Data listing:
╭──
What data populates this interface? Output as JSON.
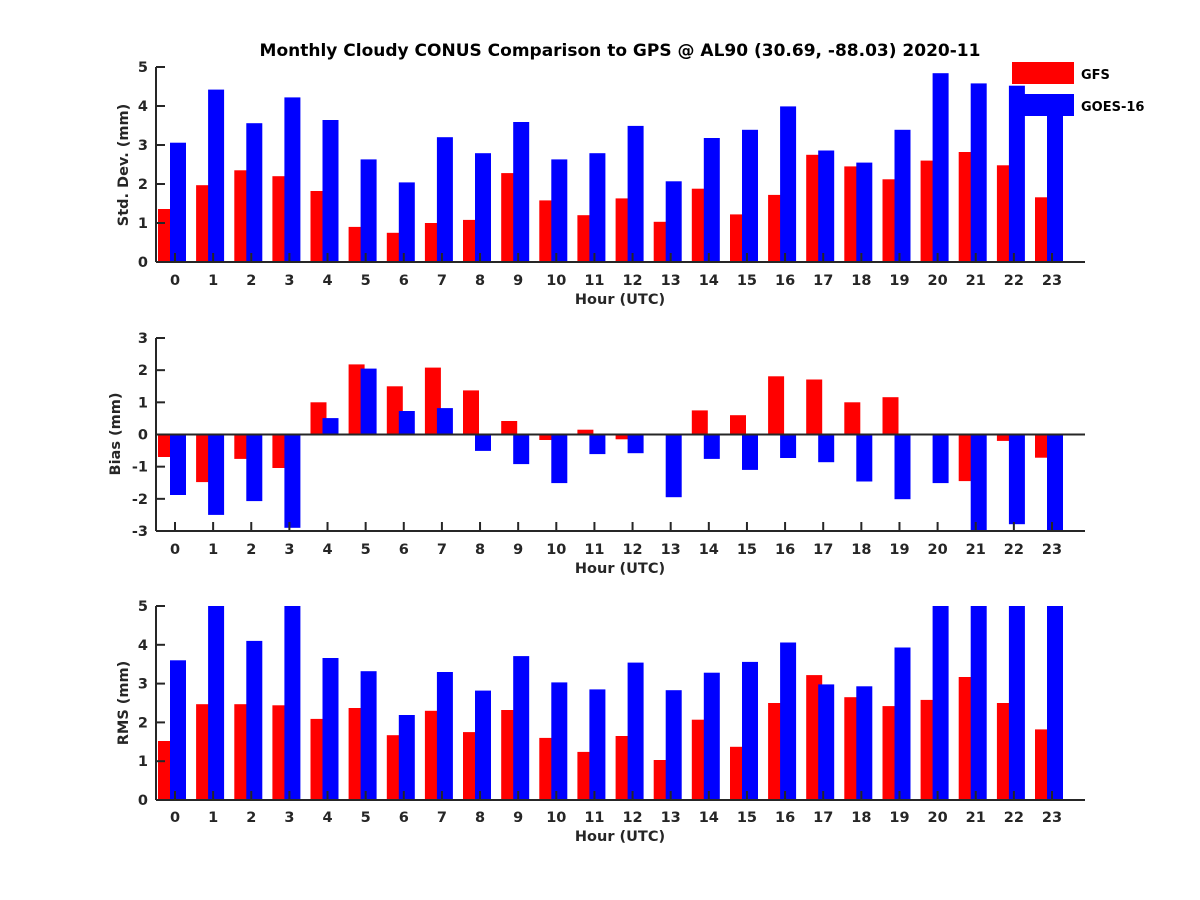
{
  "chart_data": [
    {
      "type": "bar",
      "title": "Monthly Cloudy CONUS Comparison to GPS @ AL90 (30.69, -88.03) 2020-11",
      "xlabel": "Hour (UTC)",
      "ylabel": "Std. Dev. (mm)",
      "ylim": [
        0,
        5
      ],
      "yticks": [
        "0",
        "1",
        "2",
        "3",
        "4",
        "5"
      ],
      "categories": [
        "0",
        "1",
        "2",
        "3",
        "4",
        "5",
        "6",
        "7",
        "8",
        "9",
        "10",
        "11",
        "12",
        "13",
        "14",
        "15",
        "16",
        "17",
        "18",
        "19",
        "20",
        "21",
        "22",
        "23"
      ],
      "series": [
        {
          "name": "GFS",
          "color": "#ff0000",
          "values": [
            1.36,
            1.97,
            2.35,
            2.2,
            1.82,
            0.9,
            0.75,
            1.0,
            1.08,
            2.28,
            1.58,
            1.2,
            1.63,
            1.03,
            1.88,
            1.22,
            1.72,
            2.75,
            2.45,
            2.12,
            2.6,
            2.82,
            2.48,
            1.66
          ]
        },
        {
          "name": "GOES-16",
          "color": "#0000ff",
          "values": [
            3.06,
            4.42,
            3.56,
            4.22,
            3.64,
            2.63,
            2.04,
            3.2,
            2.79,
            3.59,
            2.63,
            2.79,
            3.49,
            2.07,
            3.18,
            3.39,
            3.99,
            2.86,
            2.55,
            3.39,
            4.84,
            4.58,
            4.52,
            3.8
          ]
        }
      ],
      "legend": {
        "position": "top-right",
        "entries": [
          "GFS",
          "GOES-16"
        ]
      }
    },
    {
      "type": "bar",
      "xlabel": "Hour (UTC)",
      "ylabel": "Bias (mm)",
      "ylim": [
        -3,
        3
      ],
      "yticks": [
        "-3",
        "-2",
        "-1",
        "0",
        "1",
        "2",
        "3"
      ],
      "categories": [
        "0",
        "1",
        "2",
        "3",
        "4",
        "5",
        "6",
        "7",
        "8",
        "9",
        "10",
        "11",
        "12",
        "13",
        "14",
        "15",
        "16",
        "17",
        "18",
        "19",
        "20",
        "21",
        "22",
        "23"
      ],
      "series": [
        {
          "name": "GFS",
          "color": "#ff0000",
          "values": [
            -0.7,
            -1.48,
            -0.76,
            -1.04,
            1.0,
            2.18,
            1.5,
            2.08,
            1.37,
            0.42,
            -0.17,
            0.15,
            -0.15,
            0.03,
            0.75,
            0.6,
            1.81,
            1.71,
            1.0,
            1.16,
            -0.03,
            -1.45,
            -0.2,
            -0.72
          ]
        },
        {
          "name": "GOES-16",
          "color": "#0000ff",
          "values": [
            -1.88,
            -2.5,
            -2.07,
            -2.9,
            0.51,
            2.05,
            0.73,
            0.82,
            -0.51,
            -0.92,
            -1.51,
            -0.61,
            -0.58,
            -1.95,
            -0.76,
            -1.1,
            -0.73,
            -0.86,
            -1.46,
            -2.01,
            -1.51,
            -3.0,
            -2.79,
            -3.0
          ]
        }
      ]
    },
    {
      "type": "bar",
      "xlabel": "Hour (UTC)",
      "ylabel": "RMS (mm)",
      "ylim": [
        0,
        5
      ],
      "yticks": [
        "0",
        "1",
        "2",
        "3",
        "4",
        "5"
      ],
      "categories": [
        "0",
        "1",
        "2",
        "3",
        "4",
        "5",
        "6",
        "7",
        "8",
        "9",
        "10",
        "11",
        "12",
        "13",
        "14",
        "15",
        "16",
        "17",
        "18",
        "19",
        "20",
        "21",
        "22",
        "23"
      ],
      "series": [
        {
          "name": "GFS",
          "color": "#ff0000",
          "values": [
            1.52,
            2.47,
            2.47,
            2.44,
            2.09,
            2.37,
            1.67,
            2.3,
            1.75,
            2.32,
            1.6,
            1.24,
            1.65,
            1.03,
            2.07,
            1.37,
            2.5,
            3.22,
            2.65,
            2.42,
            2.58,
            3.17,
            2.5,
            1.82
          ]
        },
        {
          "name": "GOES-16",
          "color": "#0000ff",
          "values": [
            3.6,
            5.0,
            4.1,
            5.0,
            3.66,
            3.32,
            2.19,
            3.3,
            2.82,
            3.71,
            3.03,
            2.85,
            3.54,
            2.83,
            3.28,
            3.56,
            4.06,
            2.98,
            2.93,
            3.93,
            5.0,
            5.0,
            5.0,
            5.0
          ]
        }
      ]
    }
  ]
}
╰──
╭──
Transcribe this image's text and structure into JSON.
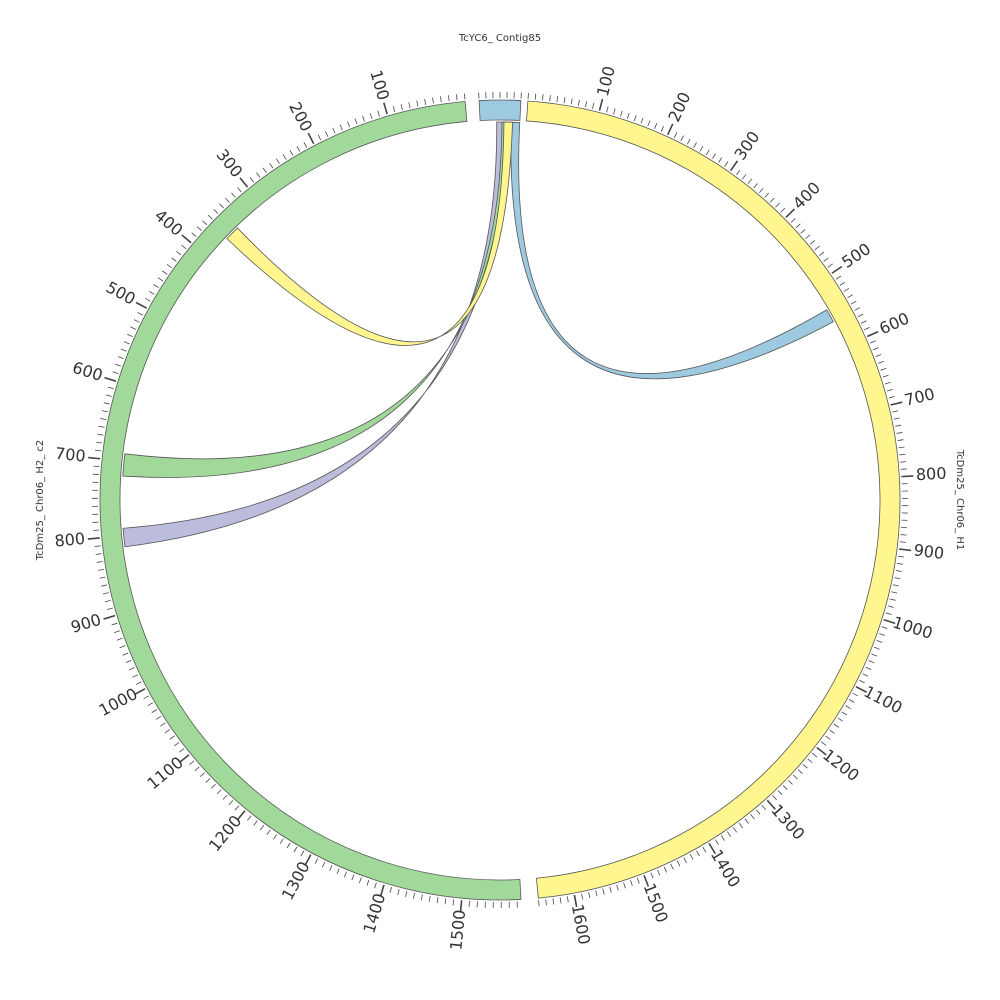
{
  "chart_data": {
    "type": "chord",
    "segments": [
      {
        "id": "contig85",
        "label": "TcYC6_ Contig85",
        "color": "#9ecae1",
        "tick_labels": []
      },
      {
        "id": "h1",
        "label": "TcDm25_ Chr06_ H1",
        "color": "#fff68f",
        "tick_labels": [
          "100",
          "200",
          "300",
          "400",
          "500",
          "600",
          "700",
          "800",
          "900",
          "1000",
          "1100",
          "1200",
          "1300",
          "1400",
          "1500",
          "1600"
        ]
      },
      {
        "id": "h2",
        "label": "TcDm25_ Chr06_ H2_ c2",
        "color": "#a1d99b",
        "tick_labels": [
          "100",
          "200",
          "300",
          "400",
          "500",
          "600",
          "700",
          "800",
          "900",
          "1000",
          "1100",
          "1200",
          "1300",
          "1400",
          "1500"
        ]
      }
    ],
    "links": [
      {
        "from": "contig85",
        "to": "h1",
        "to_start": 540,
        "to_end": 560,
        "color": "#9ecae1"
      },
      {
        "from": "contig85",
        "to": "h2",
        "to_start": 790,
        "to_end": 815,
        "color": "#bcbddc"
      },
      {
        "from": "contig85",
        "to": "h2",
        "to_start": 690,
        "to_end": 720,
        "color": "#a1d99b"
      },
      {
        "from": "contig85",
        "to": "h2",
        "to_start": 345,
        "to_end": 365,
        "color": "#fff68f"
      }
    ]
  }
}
╰──
Exercise instructions :: Return every line from the records above that holds the word "JSON".

Full output ::
What data populates this interface? Output as JSON.
Transcribe this image's text and structure into JSON.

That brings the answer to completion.